(Challenge): Among the entries below, find the lines with "text" and copy them.

Exercise materials start

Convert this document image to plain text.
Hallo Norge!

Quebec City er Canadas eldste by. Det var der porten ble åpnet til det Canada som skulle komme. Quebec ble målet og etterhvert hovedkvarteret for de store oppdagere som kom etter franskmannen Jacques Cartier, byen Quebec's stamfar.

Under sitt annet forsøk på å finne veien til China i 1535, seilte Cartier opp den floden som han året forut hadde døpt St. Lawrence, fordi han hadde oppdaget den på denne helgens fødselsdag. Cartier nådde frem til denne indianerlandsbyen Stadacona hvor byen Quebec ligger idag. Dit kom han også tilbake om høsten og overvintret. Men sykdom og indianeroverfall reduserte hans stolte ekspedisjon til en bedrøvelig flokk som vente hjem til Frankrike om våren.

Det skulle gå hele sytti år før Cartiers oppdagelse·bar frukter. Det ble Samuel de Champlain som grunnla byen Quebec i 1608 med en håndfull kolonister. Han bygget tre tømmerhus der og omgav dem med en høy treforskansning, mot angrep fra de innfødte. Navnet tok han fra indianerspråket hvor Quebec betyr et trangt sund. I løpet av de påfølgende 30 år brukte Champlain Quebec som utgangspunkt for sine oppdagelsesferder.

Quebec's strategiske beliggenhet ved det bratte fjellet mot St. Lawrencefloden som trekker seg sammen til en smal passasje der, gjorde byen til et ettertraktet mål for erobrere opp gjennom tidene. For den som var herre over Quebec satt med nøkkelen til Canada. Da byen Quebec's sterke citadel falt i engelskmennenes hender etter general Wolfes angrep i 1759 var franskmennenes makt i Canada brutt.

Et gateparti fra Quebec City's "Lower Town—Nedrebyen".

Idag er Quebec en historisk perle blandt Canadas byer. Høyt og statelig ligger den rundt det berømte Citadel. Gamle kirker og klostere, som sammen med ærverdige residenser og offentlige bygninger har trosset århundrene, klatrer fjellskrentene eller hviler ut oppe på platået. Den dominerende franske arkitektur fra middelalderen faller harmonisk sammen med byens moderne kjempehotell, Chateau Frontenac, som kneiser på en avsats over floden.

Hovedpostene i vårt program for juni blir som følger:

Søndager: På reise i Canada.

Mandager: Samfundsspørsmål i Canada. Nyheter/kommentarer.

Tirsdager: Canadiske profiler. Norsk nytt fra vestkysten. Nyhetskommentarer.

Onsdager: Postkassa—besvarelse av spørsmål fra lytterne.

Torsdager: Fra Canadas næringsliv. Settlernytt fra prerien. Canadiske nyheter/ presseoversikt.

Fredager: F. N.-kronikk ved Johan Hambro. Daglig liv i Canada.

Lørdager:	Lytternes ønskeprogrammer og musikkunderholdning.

Exercise materials end
Exercise materials start

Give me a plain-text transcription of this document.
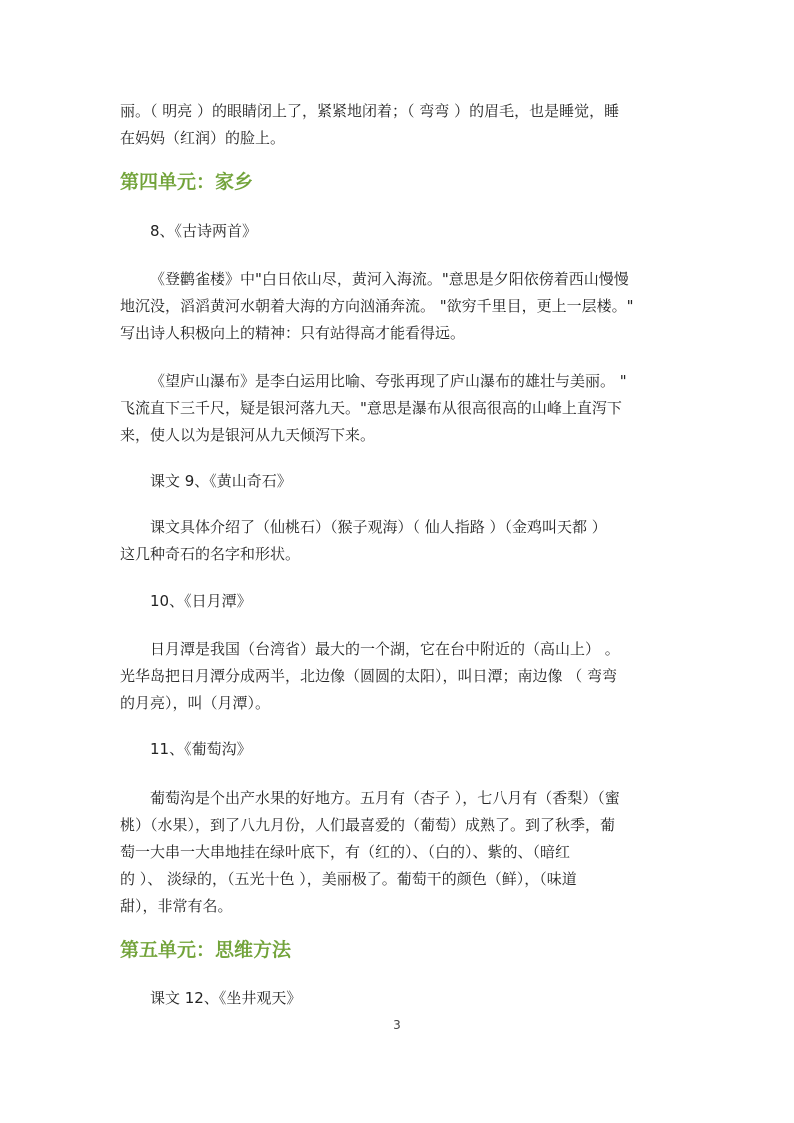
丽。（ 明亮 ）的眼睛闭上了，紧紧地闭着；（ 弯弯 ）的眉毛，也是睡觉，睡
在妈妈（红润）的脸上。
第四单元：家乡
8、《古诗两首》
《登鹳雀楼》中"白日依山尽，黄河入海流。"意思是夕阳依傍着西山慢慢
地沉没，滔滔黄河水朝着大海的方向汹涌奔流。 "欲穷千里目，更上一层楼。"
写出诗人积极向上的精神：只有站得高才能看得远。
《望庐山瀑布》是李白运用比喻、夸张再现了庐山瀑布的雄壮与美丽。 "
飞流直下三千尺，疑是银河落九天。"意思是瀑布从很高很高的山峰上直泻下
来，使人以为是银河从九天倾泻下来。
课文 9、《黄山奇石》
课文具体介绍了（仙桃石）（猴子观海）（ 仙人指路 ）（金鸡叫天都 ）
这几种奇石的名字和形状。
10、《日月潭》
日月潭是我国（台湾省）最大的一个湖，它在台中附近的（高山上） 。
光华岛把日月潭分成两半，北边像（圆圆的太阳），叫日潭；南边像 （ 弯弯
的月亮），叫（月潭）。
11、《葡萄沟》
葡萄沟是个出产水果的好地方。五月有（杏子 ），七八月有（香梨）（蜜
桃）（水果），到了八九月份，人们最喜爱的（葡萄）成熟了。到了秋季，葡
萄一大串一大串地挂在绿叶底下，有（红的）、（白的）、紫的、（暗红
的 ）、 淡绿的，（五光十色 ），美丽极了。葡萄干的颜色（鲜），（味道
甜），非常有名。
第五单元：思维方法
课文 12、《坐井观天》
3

Exercise materials end

(Solution to the problem):
Convert this document image to plain text.
Give me a plain-text transcription of this document.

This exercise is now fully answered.